EXERCISE GOAL:
Collect every line that includes the string "label".

DATA FOR THIS EXERCISE:
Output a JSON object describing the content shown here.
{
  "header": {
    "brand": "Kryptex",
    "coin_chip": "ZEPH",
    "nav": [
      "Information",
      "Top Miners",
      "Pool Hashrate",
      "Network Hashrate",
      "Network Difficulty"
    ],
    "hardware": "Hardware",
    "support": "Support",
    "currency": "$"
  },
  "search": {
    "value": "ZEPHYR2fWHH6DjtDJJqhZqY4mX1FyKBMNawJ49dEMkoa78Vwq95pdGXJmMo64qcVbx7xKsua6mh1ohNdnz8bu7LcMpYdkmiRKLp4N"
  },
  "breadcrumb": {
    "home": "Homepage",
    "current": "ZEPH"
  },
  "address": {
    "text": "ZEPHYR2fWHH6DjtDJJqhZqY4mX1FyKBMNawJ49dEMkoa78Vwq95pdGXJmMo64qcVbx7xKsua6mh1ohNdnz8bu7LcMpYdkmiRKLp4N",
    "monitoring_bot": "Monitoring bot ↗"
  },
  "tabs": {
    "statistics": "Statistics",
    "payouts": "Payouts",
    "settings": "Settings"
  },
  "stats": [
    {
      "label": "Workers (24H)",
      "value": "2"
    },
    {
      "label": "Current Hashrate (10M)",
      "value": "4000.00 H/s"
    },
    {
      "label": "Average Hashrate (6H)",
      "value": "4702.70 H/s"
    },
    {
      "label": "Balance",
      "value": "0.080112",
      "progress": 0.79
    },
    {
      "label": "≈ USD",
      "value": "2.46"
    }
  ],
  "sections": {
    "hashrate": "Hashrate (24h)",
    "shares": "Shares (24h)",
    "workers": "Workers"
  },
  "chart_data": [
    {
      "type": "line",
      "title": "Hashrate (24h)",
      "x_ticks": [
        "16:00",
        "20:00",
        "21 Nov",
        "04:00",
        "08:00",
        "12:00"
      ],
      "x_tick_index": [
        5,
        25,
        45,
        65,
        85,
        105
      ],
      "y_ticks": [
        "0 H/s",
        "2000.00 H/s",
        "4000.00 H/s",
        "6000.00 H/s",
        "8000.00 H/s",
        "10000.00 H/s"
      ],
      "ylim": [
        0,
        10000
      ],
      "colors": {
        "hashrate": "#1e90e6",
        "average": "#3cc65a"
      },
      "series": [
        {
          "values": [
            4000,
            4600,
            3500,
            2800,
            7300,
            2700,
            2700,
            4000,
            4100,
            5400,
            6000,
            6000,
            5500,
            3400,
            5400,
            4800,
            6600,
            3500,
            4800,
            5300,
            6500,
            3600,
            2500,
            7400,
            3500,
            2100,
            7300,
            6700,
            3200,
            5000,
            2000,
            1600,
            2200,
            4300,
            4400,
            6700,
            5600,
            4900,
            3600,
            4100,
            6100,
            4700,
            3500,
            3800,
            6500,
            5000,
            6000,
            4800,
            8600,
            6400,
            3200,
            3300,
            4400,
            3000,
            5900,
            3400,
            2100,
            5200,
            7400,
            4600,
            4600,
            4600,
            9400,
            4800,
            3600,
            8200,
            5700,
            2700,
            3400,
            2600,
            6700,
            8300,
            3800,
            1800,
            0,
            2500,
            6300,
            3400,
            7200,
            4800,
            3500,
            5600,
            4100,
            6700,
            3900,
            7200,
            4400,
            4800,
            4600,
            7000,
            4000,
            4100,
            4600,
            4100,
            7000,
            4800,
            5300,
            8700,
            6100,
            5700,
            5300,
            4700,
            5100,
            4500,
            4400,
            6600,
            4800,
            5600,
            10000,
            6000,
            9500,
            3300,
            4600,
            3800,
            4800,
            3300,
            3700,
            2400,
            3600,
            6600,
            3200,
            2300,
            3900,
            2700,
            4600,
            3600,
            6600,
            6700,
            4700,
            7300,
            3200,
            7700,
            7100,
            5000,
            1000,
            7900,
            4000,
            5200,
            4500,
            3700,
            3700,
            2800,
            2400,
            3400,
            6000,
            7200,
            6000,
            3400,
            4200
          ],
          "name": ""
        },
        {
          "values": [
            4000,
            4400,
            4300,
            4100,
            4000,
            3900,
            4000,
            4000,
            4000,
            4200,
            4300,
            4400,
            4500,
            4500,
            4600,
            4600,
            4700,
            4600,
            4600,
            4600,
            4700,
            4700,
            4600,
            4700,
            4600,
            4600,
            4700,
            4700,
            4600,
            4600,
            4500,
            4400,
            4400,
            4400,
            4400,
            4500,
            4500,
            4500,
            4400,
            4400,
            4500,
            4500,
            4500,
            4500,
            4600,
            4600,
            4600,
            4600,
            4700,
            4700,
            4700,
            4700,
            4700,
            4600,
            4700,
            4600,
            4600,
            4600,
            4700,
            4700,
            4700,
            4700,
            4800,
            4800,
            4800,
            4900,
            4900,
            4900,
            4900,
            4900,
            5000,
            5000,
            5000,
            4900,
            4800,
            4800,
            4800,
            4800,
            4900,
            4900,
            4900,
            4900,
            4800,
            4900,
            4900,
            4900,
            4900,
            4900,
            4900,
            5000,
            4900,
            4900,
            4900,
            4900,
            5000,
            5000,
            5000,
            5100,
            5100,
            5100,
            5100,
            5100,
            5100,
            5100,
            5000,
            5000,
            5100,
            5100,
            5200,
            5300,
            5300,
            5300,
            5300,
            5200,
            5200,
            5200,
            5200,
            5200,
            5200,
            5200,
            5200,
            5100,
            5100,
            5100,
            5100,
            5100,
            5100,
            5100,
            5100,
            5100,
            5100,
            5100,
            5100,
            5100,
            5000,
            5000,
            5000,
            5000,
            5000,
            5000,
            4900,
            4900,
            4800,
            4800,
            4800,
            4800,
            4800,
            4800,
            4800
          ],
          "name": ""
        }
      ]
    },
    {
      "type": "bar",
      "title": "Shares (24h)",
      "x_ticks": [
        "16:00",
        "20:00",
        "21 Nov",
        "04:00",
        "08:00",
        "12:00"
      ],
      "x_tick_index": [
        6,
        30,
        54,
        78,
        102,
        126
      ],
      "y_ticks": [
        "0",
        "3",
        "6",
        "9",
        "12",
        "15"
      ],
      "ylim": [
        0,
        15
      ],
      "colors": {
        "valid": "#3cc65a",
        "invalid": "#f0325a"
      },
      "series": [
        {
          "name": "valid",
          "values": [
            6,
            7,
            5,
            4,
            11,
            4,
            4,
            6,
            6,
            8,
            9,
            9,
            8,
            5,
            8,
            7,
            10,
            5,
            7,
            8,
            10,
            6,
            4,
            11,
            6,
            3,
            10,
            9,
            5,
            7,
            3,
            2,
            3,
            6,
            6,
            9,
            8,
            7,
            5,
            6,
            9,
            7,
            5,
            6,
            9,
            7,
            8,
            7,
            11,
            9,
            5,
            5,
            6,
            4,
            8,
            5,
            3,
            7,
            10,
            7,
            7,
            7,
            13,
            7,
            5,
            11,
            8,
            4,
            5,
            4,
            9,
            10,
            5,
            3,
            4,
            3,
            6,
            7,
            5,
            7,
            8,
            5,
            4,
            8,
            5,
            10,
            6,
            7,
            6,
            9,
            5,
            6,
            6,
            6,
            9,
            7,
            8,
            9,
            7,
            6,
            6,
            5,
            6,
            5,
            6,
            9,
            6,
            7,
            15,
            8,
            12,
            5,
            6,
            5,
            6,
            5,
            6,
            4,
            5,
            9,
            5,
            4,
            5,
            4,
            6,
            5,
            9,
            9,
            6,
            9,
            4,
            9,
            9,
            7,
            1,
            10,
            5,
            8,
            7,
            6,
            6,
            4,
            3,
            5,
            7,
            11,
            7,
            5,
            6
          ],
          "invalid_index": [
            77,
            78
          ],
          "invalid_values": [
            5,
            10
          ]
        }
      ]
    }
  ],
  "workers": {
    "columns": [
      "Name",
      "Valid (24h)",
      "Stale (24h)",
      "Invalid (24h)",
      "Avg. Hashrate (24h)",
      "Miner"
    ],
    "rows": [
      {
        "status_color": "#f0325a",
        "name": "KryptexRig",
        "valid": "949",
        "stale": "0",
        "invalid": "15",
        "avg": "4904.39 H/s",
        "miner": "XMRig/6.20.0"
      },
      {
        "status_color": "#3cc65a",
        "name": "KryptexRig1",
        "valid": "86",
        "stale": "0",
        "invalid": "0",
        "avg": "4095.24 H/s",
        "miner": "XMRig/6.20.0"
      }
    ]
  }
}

EXERCISE OUTPUT:
      "label": "Workers (24H)",
      "label": "Current Hashrate (10M)",
      "label": "Average Hashrate (6H)",
      "label": "Balance",
      "label": "≈ USD",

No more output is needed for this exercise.